TEXT SECTION:
· · ·
- Education: B.S., Chemistry Ph.D., Physical Chemistry
- Alma mater: Cairo University Georgetown University
- Occupations: Chemist and academic
- Scientific career
- Workplaces: Virginia Commonwealth University

= Samy El-Shall =

Egyptian-American physical chemist

Samy El-Shall is an Egyptian-American chemist and academic. He is the Mary Eugenia Kapp Chair in Chemistry as well as a professor at Virginia Commonwealth University.

El-Shall's research interests include nanostructured materials, graphene, and nanocatalysis for energy and environmental applications. He is a fellow of the American Physical Society as well as the American Association for the Advancement of Science.

==Education and career ==
El-Shall earned his B.S. degree in chemistry in 1976 from Cairo University. Later in 1985, he completed his Ph.D. in physical chemistry from Georgetown University.

El-Shall is the Mary Eugenia Kapp Chair in Chemistry as well as a professor at Virginia Commonwealth University. Moreover, he also held an appointment as the senior science advisor in the Bureau for the Middle East, Middle East Regional Cooperation (MERC) Program.

==Research==
El-Shall, along with Wang and others, presented a simple solution synthesis for quantum dots of metal sulfides, featuring chemical reactions between KBH_{4}, sulfur, and metal salts at room temperature in organic solvents. He also developed a new method of synthesizing polymers by utilizing a laser to vaporize metal targets, adding metal particles to the polymer-formation process. His group developed a microwave-based technique to make uniform nanowires and nanorods of certain semiconductors. The process involved changing the heat time to control the shape evolution from nanoparticles to nanorods, and eventually to extended nanowires. His research group also proposed a microwave-assisted method to deposit metal nanoparticles and reduce graphene oxide simultaneously by utilizing reducing agents.
· · ·
GOALS:
1 – Decide whether each statement agrees with the Samy El-Shall profile, answering yes or no and quoting the words that settle it: (a) El-Shall received his B.S. in chemistry from Cairo University in 1976; (b) El-Shall completed his Ph.D. at Virginia Commonwealth University; (c) in his group's microwave-based technique, the heat time was changed to control how the shape evolved.
2 – Copy the passage of the Samy El-Shall profile starting with "El-Shall's research interests" and going on through "Advancement of Science.".
The records are not needed for the tasks on the Samy El-Shall profile.
· · ·
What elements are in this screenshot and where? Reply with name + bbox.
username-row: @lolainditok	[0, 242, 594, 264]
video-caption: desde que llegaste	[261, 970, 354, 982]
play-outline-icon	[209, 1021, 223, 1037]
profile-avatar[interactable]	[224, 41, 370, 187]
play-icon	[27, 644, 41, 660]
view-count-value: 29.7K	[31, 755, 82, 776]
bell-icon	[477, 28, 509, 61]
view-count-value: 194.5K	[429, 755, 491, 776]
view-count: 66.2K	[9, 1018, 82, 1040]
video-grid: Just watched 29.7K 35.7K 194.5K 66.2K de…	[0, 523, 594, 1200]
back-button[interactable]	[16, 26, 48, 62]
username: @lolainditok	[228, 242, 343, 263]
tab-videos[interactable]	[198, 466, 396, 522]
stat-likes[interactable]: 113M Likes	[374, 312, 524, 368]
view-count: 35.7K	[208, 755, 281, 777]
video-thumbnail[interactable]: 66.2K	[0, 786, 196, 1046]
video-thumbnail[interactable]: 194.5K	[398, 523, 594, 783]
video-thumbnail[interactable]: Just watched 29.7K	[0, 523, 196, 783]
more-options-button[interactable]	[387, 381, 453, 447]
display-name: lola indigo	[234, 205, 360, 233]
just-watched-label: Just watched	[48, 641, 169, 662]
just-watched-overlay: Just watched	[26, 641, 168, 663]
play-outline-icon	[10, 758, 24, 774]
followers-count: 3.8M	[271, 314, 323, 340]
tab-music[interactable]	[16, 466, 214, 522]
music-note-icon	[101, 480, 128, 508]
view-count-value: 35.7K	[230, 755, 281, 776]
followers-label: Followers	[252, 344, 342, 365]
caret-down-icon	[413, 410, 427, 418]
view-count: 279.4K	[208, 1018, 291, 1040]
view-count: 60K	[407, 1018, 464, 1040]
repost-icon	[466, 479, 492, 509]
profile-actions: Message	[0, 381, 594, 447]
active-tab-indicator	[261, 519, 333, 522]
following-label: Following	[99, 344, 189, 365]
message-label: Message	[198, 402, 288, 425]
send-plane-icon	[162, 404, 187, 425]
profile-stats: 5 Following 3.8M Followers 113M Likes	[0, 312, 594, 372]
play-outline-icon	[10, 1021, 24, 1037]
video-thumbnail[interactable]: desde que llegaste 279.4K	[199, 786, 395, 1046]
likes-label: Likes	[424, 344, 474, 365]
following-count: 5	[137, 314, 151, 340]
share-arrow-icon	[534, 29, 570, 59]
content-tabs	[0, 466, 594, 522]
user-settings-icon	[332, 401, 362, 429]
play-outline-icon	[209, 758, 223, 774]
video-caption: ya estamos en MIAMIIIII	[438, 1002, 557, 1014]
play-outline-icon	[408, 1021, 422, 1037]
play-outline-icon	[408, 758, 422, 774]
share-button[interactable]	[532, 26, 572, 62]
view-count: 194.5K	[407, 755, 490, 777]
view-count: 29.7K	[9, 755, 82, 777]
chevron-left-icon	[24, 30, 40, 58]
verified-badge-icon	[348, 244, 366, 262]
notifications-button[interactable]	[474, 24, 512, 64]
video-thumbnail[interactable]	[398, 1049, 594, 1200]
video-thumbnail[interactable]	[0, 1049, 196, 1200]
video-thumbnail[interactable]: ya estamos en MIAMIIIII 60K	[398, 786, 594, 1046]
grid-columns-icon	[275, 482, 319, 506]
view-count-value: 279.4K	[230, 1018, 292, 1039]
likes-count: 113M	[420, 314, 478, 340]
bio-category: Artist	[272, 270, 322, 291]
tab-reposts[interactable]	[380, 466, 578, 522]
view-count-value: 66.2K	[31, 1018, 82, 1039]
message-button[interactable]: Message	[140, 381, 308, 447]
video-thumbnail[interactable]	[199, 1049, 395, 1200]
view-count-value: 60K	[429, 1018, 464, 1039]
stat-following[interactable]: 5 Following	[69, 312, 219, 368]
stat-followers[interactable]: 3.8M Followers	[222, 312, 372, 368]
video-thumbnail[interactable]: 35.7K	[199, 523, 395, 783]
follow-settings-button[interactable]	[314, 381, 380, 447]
· · ·
ANSWERS GIVEN:
1 –
(a) Yes: "El-Shall earned his B.S. degree in chemistry in 1976 from Cairo University."
(b) No: "he completed his Ph.D. in physical chemistry from Georgetown University."
(c) Yes: "The process involved changing the heat time to control the shape evolution from nanoparticles to nanorods, and eventually to extended nanowires."

2 –
El-Shall's research interests include nanostructured materials, graphene, and nanocatalysis for energy and environmental applications. He is a fellow of the American Physical Society as well as the American Association for the Advancement of Science.